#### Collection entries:
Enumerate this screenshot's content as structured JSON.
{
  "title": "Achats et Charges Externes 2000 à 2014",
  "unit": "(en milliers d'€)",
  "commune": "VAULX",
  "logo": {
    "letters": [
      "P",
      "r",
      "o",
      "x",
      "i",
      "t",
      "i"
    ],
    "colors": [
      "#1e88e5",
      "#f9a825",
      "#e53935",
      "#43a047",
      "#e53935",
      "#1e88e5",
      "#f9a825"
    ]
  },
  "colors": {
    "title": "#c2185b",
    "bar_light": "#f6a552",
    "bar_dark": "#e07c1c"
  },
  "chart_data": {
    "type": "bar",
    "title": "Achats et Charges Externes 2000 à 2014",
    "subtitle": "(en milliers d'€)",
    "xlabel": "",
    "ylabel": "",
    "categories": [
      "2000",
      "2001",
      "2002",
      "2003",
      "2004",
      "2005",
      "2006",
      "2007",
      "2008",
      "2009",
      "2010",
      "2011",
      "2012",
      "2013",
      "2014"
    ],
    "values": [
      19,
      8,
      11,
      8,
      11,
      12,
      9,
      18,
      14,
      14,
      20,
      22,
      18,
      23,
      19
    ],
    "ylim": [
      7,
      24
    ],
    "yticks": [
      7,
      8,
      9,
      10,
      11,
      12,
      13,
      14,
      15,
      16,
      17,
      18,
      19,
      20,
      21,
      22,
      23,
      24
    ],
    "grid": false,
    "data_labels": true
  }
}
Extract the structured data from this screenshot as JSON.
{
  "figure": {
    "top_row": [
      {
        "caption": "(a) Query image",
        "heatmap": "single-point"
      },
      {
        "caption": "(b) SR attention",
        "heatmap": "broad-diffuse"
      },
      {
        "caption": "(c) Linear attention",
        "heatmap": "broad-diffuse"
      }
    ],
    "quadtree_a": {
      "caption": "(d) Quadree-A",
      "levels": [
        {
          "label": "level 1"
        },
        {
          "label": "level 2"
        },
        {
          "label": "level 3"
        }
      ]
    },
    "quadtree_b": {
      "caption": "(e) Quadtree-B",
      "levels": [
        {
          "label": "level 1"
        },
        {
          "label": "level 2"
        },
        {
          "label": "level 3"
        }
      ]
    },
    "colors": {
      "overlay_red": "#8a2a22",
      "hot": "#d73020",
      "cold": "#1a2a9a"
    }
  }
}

#### Exercise brief:
Copy exactly the lines above, from the one containing "Extract the structured" through the very last line.

#### Answer to the exercise:
Extract the structured data from this screenshot as JSON.
{
  "figure": {
    "top_row": [
      {
        "caption": "(a) Query image",
        "heatmap": "single-point"
      },
      {
        "caption": "(b) SR attention",
        "heatmap": "broad-diffuse"
      },
      {
        "caption": "(c) Linear attention",
        "heatmap": "broad-diffuse"
      }
    ],
    "quadtree_a": {
      "caption": "(d) Quadree-A",
      "levels": [
        {
          "label": "level 1"
        },
        {
          "label": "level 2"
        },
        {
          "label": "level 3"
        }
      ]
    },
    "quadtree_b": {
      "caption": "(e) Quadtree-B",
      "levels": [
        {
          "label": "level 1"
        },
        {
          "label": "level 2"
        },
        {
          "label": "level 3"
        }
      ]
    },
    "colors": {
      "overlay_red": "#8a2a22",
      "hot": "#d73020",
      "cold": "#1a2a9a"
    }
  }
}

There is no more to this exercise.